Po rozpoczęciu zmagań na kortach ziemnych Magda Linette radzi sobie zdecydowanie lepiej niż w przypadku rywalizacji na nawierzchni twardej. Dość powiedzieć, że po czterech porażkach z rzędu wygrała dwa mecze w Charleston, a następnie musiała uznać wyższość najwyżej rozstawionej Jessiki Peguli.
Obecnie nasza tenisistka rywalizuje w imprezie rangi WTA 250 we francuskim Rouen. Elsa Jacquemot, Natalija Stevanović oraz Arantxa Rus to zawodniczki, które nie zdołały znaleźć sposobu na Polkę. Dzięki temu po zwycięstwie 7:6(9), 6:1 nad ostatnią z wymienionych zameldowała się w półfinale.
Na ten moment Linette nie zna jeszcze swojej kolejnej rywalki. Wiadomo jednak, że będzie nią Anhelina Kalinina lub Mirra Andriejewa. To właśnie ukraińsko-rosyjski rywalizacja wyłoni przeciwniczkę poznanianki w walce o finał.
★ ★ ★ ★ ★ ★ ★
▸ **Cele zadań**
**A.** W jakim mieście odbywa się turniej rangi WTA 250, w którym według tekstu o Magdzie Linette obecnie gra tenisistka?
**B.** Przedstaw w formie krótkiej listy akapit tekstu o Magdzie Linette zaczynający się od słów „Obecnie nasza tenisistka”, zachowując jego główne fakty.
**C.** Przytocz bez zmian fragment tekstu o Magdzie Linette, zaczynając od „Po rozpoczęciu zmagań” i kończąc na „walce o finał.”.
★ ★ ★ ★ ★ ★ ★
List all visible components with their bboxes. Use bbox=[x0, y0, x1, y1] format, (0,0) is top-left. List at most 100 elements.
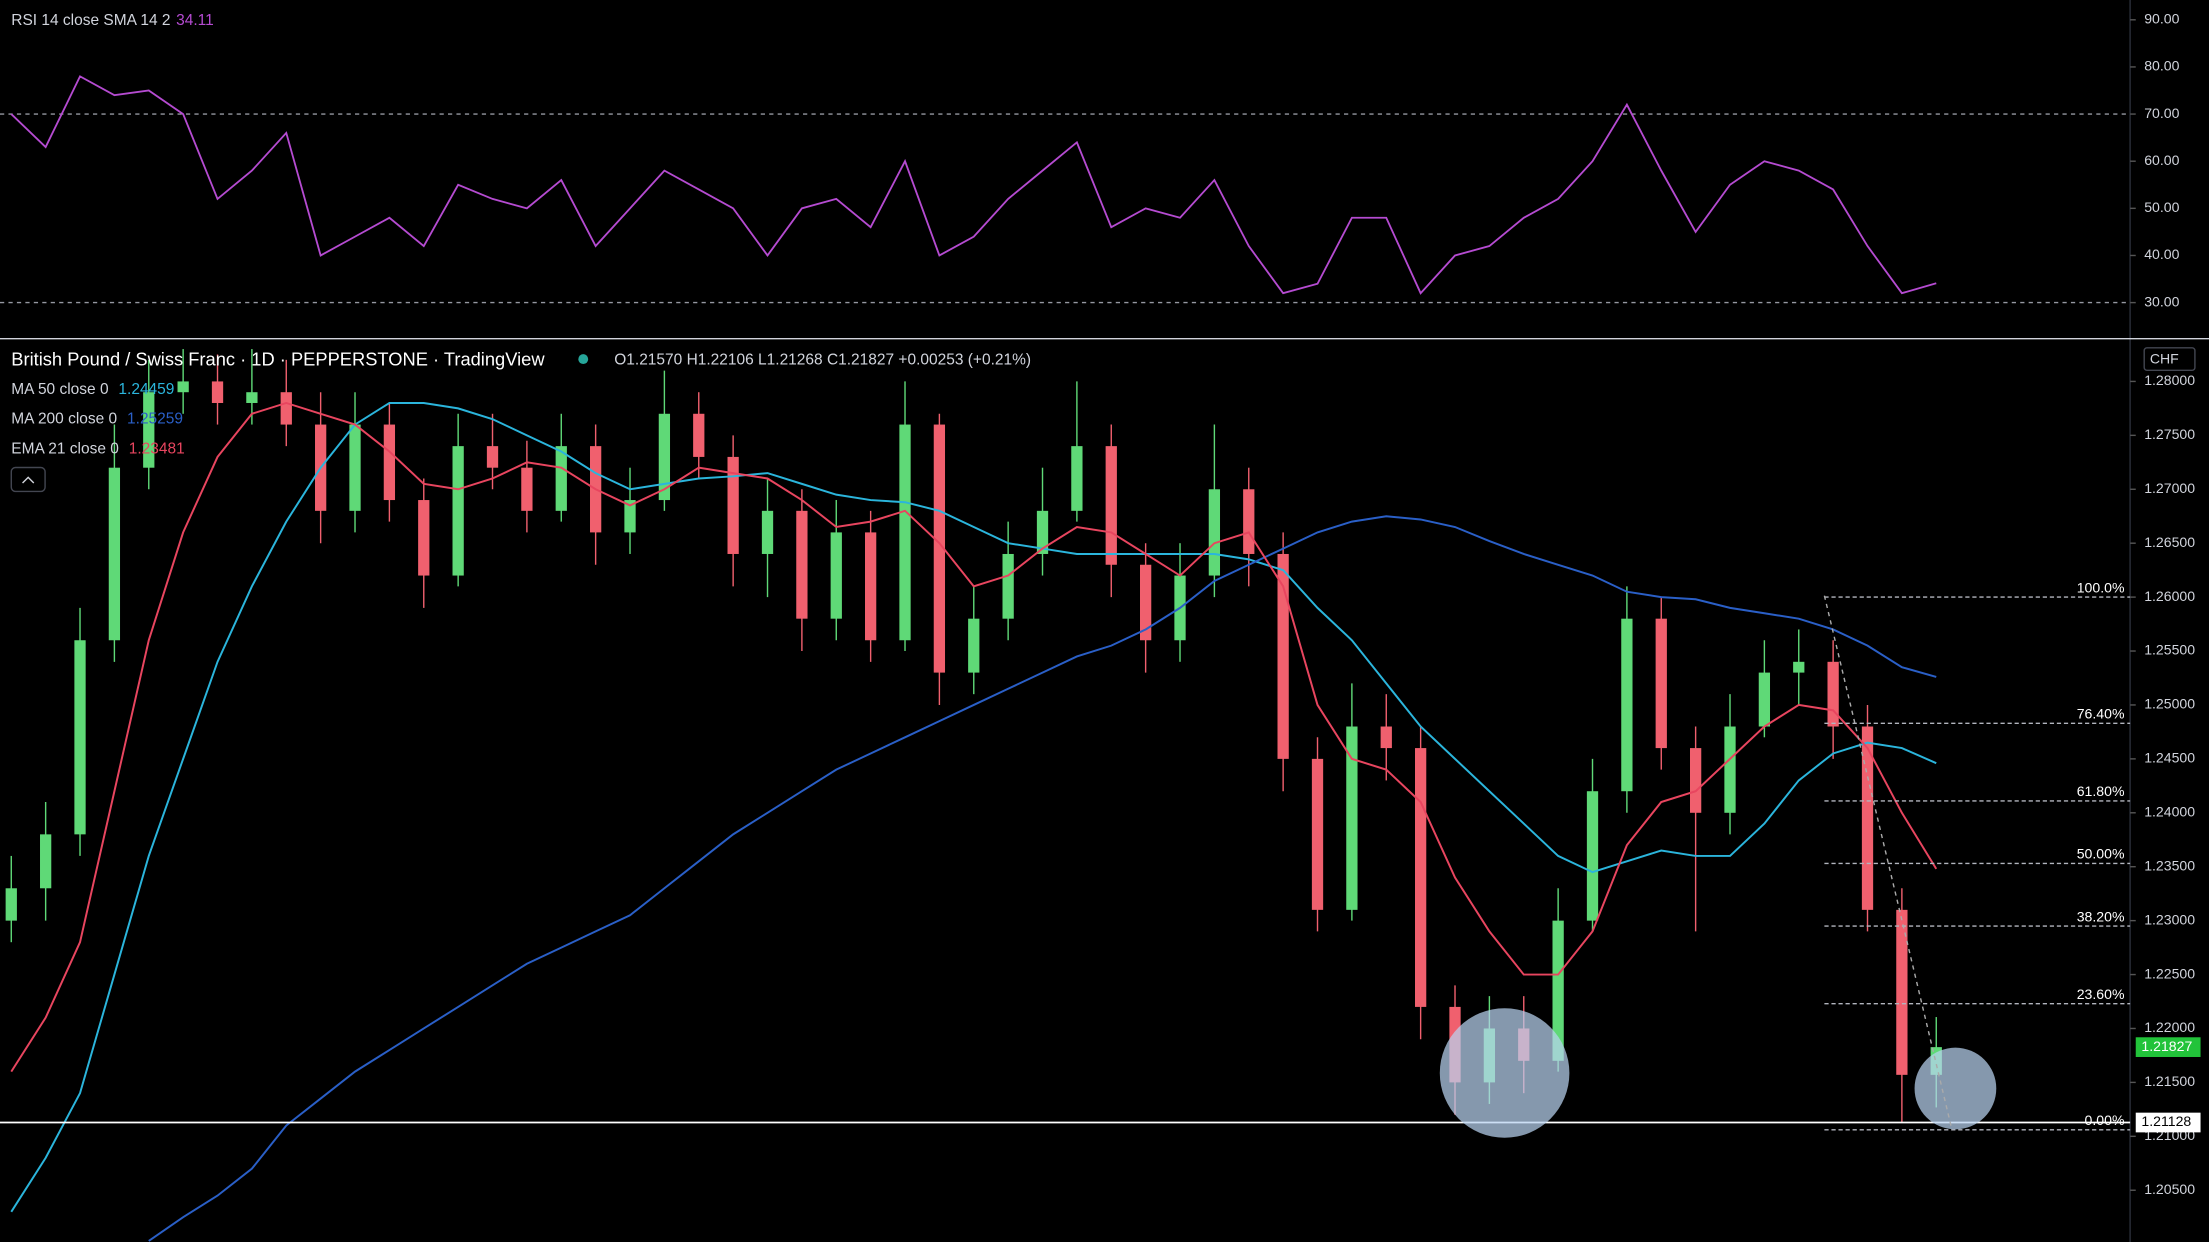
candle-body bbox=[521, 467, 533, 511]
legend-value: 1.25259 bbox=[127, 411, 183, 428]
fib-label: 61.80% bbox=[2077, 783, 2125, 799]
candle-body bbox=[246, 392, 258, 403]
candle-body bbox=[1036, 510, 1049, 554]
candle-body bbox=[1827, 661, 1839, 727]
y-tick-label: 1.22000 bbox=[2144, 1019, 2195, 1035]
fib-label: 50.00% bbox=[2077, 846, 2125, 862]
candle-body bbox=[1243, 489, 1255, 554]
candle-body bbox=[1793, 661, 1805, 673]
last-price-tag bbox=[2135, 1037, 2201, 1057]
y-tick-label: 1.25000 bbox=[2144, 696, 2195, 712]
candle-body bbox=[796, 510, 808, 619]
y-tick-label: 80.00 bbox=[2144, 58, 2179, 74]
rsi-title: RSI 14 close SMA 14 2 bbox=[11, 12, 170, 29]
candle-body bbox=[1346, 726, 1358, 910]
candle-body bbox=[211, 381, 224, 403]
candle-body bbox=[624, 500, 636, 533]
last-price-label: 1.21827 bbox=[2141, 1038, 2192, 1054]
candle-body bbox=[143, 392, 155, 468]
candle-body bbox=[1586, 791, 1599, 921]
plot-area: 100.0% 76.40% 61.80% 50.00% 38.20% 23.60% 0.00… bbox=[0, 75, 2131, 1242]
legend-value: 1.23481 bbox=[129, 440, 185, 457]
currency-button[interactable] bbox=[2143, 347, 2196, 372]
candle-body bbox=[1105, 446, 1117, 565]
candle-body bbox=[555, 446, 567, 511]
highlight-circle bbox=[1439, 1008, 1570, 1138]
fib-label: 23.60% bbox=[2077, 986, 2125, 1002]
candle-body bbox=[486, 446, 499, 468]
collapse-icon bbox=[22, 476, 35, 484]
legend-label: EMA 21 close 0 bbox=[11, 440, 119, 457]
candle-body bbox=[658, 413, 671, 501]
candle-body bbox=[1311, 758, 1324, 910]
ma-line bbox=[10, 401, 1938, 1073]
★ ★ ★ ★ ★ ★ ★
▸ **Odpowiedzi do zadań**
**A.** W Rouen we Francji.

**B.**
- Linette gra w turnieju rangi WTA 250 we francuskim Rouen.
- Nie zdołały jej pokonać Elsa Jacquemot, Natalija Stevanović i Arantxa Rus.
- Po zwycięstwie 7:6(9), 6:1 nad Rus awansowała do półfinału.

**C.**
Po rozpoczęciu zmagań na kortach ziemnych Magda Linette radzi sobie zdecydowanie lepiej niż w przypadku rywalizacji na nawierzchni twardej. Dość powiedzieć, że po czterech porażkach z rzędu wygrała dwa mecze w Charleston, a następnie musiała uznać wyższość najwyżej rozstawionej Jessiki Peguli.
Obecnie nasza tenisistka rywalizuje w imprezie rangi WTA 250 we francuskim Rouen. Elsa Jacquemot, Natalija Stevanović oraz Arantxa Rus to zawodniczki, które nie zdołały znaleźć sposobu na Polkę. Dzięki temu po zwycięstwie 7:6(9), 6:1 nad ostatnią z wymienionych zameldowała się w półfinale.
Na ten moment Linette nie zna jeszcze swojej kolejnej rywalki. Wiadomo jednak, że będzie nią Anhelina Kalinina lub Mirra Andriejewa. To właśnie ukraińsko-rosyjski rywalizacja wyłoni przeciwniczkę poznanianki w walce o finał.